• **Aim of the task**
Copy nothing but the text: reproduce each line of the listing exactly and leave the pictures out.

• **Given information**
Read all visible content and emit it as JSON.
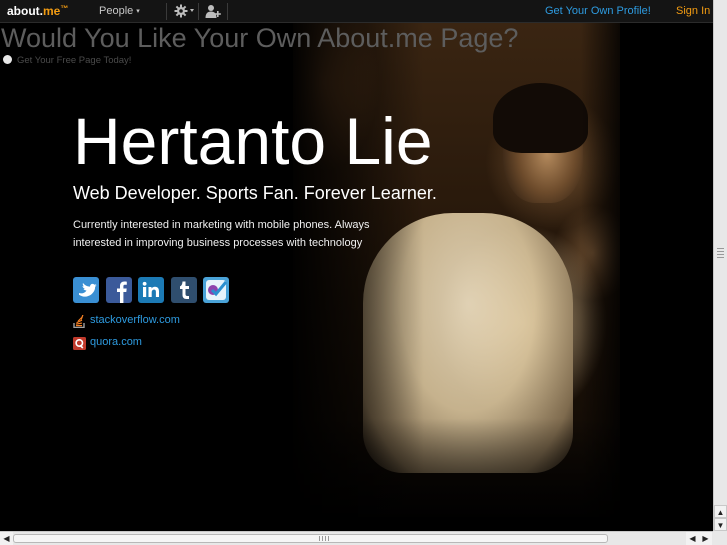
{
  "topbar": {
    "logo_main": "about.",
    "logo_me": "me",
    "logo_tm": "™",
    "people_label": "People",
    "people_caret": "▾",
    "get_own_profile": "Get Your Own Profile!",
    "sign_in": "Sign In"
  },
  "banner": {
    "title": "Would You Like Your Own About.me Page?",
    "link": "Get Your Free Page Today!"
  },
  "profile": {
    "name": "Hertanto Lie",
    "headline": "Web Developer. Sports Fan. Forever Learner.",
    "bio": "Currently interested in marketing with mobile phones. Always interested in improving business processes with technology"
  },
  "social_icons": [
    "twitter-icon",
    "facebook-icon",
    "linkedin-icon",
    "tumblr-icon",
    "foursquare-icon"
  ],
  "links": [
    {
      "icon": "stackoverflow-icon",
      "label": "stackoverflow.com"
    },
    {
      "icon": "quora-icon",
      "label": "quora.com"
    }
  ],
  "colors": {
    "accent_orange": "#f39c12",
    "link_blue": "#2e9be0",
    "twitter": "#3a8fd3",
    "facebook": "#3b5a9a",
    "linkedin": "#1c7ab5",
    "tumblr": "#2f4e6e",
    "foursquare": "#4aa3d8"
  }
}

• **Output for this task**
Read all visible content and emit it as JSON.
{
  "topbar": {
    "logo_main": "about.",
    "logo_me": "me",
    "logo_tm": "™",
    "people_label": "People",
    "people_caret": "▾",
    "get_own_profile": "Get Your Own Profile!",
    "sign_in": "Sign In"
  },
  "banner": {
    "title": "Would You Like Your Own About.me Page?",
    "link": "Get Your Free Page Today!"
  },
  "profile": {
    "name": "Hertanto Lie",
    "headline": "Web Developer. Sports Fan. Forever Learner.",
    "bio": "Currently interested in marketing with mobile phones. Always interested in improving business processes with technology"
  },
  "social_icons": [
    "twitter-icon",
    "facebook-icon",
    "linkedin-icon",
    "tumblr-icon",
    "foursquare-icon"
  ],
  "links": [
    {
      "icon": "stackoverflow-icon",
      "label": "stackoverflow.com"
    },
    {
      "icon": "quora-icon",
      "label": "quora.com"
    }
  ],
  "colors": {
    "accent_orange": "#f39c12",
    "link_blue": "#2e9be0",
    "twitter": "#3a8fd3",
    "facebook": "#3b5a9a",
    "linkedin": "#1c7ab5",
    "tumblr": "#2f4e6e",
    "foursquare": "#4aa3d8"
  }
}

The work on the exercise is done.